Extracted records
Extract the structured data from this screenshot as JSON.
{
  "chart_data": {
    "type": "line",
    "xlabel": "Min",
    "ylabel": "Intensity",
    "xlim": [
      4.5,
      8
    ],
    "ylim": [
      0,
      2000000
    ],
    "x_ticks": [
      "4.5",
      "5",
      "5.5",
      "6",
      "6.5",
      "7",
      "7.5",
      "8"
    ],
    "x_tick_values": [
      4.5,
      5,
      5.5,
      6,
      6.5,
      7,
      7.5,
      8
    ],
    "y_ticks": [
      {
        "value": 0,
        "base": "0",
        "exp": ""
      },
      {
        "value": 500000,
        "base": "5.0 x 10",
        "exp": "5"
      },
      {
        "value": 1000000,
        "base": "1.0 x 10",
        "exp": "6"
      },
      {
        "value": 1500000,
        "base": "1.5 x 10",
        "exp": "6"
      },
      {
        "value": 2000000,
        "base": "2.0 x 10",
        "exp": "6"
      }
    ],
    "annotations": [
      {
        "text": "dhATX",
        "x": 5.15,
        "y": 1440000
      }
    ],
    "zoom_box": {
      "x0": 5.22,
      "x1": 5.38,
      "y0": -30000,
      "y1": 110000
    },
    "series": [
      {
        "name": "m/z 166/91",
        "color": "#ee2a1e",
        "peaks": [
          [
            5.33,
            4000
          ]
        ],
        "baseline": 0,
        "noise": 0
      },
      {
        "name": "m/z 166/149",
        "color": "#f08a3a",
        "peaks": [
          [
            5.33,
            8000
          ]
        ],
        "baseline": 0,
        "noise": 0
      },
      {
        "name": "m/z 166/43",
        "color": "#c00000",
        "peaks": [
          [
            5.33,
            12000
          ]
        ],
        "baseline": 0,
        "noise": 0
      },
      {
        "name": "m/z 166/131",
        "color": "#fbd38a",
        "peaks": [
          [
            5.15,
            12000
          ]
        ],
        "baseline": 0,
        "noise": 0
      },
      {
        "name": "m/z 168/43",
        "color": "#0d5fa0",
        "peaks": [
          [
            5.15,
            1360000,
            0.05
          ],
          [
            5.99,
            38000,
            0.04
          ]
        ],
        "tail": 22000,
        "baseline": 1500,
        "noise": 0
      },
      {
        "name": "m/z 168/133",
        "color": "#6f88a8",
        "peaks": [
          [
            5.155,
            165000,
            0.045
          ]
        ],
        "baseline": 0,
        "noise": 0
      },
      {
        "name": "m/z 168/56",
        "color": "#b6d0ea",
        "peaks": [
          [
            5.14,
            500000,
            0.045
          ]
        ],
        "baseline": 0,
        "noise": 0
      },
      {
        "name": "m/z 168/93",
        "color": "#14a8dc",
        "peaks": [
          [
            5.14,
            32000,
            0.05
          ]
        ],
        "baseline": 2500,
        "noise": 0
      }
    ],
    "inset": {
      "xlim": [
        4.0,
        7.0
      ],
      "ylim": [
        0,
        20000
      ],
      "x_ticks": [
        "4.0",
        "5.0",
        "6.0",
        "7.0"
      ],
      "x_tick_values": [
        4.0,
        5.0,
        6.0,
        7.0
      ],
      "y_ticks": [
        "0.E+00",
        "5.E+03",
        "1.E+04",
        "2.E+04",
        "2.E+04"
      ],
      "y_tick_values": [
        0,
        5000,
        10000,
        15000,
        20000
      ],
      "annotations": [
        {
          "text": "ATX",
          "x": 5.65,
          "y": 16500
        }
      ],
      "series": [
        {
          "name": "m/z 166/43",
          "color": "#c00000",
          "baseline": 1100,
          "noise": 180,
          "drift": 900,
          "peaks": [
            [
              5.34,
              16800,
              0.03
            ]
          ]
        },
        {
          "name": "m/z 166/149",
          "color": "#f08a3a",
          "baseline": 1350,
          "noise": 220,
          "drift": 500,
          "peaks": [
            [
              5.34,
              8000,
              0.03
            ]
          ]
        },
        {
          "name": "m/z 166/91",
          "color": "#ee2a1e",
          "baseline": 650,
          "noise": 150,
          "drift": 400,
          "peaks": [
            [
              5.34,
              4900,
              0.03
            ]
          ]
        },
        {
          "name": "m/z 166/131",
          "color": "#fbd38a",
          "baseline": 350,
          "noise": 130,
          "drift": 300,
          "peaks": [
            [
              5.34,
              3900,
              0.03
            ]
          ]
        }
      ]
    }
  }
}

WORK INSTRUCTIONS. Please output every record, keeping each line exact.

RESULT FOR THIS EXERCISE.
Extract the structured data from this screenshot as JSON.
{
  "chart_data": {
    "type": "line",
    "xlabel": "Min",
    "ylabel": "Intensity",
    "xlim": [
      4.5,
      8
    ],
    "ylim": [
      0,
      2000000
    ],
    "x_ticks": [
      "4.5",
      "5",
      "5.5",
      "6",
      "6.5",
      "7",
      "7.5",
      "8"
    ],
    "x_tick_values": [
      4.5,
      5,
      5.5,
      6,
      6.5,
      7,
      7.5,
      8
    ],
    "y_ticks": [
      {
        "value": 0,
        "base": "0",
        "exp": ""
      },
      {
        "value": 500000,
        "base": "5.0 x 10",
        "exp": "5"
      },
      {
        "value": 1000000,
        "base": "1.0 x 10",
        "exp": "6"
      },
      {
        "value": 1500000,
        "base": "1.5 x 10",
        "exp": "6"
      },
      {
        "value": 2000000,
        "base": "2.0 x 10",
        "exp": "6"
      }
    ],
    "annotations": [
      {
        "text": "dhATX",
        "x": 5.15,
        "y": 1440000
      }
    ],
    "zoom_box": {
      "x0": 5.22,
      "x1": 5.38,
      "y0": -30000,
      "y1": 110000
    },
    "series": [
      {
        "name": "m/z 166/91",
        "color": "#ee2a1e",
        "peaks": [
          [
            5.33,
            4000
          ]
        ],
        "baseline": 0,
        "noise": 0
      },
      {
        "name": "m/z 166/149",
        "color": "#f08a3a",
        "peaks": [
          [
            5.33,
            8000
          ]
        ],
        "baseline": 0,
        "noise": 0
      },
      {
        "name": "m/z 166/43",
        "color": "#c00000",
        "peaks": [
          [
            5.33,
            12000
          ]
        ],
        "baseline": 0,
        "noise": 0
      },
      {
        "name": "m/z 166/131",
        "color": "#fbd38a",
        "peaks": [
          [
            5.15,
            12000
          ]
        ],
        "baseline": 0,
        "noise": 0
      },
      {
        "name": "m/z 168/43",
        "color": "#0d5fa0",
        "peaks": [
          [
            5.15,
            1360000,
            0.05
          ],
          [
            5.99,
            38000,
            0.04
          ]
        ],
        "tail": 22000,
        "baseline": 1500,
        "noise": 0
      },
      {
        "name": "m/z 168/133",
        "color": "#6f88a8",
        "peaks": [
          [
            5.155,
            165000,
            0.045
          ]
        ],
        "baseline": 0,
        "noise": 0
      },
      {
        "name": "m/z 168/56",
        "color": "#b6d0ea",
        "peaks": [
          [
            5.14,
            500000,
            0.045
          ]
        ],
        "baseline": 0,
        "noise": 0
      },
      {
        "name": "m/z 168/93",
        "color": "#14a8dc",
        "peaks": [
          [
            5.14,
            32000,
            0.05
          ]
        ],
        "baseline": 2500,
        "noise": 0
      }
    ],
    "inset": {
      "xlim": [
        4.0,
        7.0
      ],
      "ylim": [
        0,
        20000
      ],
      "x_ticks": [
        "4.0",
        "5.0",
        "6.0",
        "7.0"
      ],
      "x_tick_values": [
        4.0,
        5.0,
        6.0,
        7.0
      ],
      "y_ticks": [
        "0.E+00",
        "5.E+03",
        "1.E+04",
        "2.E+04",
        "2.E+04"
      ],
      "y_tick_values": [
        0,
        5000,
        10000,
        15000,
        20000
      ],
      "annotations": [
        {
          "text": "ATX",
          "x": 5.65,
          "y": 16500
        }
      ],
      "series": [
        {
          "name": "m/z 166/43",
          "color": "#c00000",
          "baseline": 1100,
          "noise": 180,
          "drift": 900,
          "peaks": [
            [
              5.34,
              16800,
              0.03
            ]
          ]
        },
        {
          "name": "m/z 166/149",
          "color": "#f08a3a",
          "baseline": 1350,
          "noise": 220,
          "drift": 500,
          "peaks": [
            [
              5.34,
              8000,
              0.03
            ]
          ]
        },
        {
          "name": "m/z 166/91",
          "color": "#ee2a1e",
          "baseline": 650,
          "noise": 150,
          "drift": 400,
          "peaks": [
            [
              5.34,
              4900,
              0.03
            ]
          ]
        },
        {
          "name": "m/z 166/131",
          "color": "#fbd38a",
          "baseline": 350,
          "noise": 130,
          "drift": 300,
          "peaks": [
            [
              5.34,
              3900,
              0.03
            ]
          ]
        }
      ]
    }
  }
}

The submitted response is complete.